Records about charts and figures
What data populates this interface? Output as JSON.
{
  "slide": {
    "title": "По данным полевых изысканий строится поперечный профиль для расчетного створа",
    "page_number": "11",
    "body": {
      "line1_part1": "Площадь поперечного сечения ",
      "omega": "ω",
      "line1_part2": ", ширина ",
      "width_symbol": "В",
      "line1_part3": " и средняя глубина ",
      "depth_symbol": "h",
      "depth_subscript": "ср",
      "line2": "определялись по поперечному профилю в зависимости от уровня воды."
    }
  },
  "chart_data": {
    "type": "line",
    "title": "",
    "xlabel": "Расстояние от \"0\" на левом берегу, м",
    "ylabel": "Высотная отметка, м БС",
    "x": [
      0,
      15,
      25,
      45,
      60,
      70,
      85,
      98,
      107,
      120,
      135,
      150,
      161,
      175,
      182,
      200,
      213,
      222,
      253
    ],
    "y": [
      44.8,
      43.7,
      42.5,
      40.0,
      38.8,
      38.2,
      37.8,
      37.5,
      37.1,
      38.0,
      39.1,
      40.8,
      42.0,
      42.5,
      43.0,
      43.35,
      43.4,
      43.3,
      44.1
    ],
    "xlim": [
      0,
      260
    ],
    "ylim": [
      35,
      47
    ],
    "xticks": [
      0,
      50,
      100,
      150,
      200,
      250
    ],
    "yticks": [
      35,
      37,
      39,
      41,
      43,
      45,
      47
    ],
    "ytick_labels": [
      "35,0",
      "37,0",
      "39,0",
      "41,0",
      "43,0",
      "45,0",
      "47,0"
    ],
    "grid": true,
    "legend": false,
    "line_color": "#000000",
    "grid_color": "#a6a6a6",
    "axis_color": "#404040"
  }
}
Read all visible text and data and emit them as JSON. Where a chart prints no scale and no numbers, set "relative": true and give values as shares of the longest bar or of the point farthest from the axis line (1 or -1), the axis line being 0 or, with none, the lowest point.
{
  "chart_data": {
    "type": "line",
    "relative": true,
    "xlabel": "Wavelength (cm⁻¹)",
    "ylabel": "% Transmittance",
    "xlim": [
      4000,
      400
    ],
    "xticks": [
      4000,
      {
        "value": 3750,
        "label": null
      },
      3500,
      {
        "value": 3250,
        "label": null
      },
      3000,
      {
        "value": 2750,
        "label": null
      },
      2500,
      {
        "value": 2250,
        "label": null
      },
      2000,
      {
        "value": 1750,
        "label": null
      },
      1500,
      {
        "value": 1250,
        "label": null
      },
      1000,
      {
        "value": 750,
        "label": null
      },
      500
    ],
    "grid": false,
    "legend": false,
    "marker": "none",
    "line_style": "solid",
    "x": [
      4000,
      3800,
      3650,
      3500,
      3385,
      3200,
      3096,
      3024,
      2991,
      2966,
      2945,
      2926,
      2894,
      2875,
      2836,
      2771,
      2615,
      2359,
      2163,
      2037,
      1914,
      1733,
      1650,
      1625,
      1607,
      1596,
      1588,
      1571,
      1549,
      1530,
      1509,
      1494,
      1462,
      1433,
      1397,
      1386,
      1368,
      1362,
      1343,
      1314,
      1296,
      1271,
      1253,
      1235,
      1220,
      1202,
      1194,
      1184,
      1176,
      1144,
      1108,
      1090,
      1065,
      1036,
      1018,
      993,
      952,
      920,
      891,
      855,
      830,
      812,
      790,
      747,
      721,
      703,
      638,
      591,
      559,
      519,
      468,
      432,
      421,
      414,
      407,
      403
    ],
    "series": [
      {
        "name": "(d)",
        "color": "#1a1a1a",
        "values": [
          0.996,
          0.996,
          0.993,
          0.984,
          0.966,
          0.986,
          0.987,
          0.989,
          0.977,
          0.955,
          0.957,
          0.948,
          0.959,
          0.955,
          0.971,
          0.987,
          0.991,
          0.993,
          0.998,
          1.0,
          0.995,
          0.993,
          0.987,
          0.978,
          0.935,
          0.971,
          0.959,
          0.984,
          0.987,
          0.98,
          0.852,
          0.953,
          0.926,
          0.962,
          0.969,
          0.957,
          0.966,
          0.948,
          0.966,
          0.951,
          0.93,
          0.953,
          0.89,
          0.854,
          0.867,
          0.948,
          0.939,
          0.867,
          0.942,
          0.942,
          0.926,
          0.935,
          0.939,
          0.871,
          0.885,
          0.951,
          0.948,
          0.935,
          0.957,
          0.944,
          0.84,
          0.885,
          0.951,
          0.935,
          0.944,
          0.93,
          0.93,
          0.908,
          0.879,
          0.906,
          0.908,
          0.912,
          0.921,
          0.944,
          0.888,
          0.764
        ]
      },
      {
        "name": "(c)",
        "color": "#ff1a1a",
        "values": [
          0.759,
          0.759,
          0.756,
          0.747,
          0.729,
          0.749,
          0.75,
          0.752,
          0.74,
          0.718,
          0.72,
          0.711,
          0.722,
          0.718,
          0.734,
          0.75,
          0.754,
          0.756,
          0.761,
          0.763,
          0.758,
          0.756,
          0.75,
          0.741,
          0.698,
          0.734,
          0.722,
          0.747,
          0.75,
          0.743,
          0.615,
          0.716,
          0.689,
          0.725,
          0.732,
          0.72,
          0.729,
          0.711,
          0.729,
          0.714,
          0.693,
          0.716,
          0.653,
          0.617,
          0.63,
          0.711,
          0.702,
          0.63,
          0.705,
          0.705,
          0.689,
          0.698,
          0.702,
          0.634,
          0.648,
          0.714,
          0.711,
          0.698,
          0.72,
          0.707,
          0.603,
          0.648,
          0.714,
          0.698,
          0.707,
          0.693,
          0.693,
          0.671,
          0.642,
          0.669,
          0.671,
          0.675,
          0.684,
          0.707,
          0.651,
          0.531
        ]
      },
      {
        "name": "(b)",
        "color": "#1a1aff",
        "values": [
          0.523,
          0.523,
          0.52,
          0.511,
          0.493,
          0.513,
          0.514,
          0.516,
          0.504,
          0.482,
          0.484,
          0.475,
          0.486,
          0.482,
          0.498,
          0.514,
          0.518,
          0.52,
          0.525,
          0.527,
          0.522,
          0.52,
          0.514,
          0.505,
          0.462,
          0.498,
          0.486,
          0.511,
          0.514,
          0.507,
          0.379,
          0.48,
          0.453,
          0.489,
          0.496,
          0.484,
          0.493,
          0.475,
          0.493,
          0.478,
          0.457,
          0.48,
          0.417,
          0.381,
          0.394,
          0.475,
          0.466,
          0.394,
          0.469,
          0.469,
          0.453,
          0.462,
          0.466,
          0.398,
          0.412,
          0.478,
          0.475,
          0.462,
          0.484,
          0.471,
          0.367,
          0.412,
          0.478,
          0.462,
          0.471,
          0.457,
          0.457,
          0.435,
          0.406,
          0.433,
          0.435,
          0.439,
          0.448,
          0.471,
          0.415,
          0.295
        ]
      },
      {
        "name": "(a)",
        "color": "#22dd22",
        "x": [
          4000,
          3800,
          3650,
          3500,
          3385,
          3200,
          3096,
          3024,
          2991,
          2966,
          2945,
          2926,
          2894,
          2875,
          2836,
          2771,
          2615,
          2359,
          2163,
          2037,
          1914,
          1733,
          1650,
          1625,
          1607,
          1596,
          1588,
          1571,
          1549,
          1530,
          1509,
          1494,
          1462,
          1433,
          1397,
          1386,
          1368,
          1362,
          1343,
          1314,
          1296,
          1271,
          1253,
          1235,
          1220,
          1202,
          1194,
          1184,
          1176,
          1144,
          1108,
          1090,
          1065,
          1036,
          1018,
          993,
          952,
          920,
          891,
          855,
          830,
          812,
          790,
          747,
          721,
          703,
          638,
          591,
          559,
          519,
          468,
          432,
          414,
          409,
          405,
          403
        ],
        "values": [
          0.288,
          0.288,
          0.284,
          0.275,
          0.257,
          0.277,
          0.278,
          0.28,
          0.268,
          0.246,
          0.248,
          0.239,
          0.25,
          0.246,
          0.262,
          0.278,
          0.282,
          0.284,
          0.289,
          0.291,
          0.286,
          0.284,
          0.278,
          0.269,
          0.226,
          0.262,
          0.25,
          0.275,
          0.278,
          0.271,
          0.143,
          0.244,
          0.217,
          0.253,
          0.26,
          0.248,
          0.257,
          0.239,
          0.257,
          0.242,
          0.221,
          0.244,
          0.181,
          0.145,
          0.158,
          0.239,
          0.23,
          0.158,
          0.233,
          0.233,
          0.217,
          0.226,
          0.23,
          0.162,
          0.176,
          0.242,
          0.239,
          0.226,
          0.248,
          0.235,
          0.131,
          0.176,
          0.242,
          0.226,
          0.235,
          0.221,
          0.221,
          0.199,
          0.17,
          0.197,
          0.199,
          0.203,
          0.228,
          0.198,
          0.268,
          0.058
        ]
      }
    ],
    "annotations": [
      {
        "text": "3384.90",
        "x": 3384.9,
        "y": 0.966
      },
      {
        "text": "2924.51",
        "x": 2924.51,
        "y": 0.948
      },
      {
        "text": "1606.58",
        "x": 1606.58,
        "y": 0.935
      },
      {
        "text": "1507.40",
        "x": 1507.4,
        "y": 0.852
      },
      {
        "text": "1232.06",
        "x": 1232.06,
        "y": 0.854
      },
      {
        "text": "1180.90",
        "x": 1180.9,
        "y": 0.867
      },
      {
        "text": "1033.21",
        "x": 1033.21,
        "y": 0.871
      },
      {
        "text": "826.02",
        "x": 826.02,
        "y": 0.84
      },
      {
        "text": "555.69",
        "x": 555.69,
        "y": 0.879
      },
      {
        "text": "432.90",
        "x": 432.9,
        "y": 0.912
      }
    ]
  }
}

Do this =>
Filter the records down to the lines that contain the string "title", and copy those lines.

Written answer =>
    "title": "По данным полевых изысканий строится поперечный профиль для расчетного створа",
    "title": "",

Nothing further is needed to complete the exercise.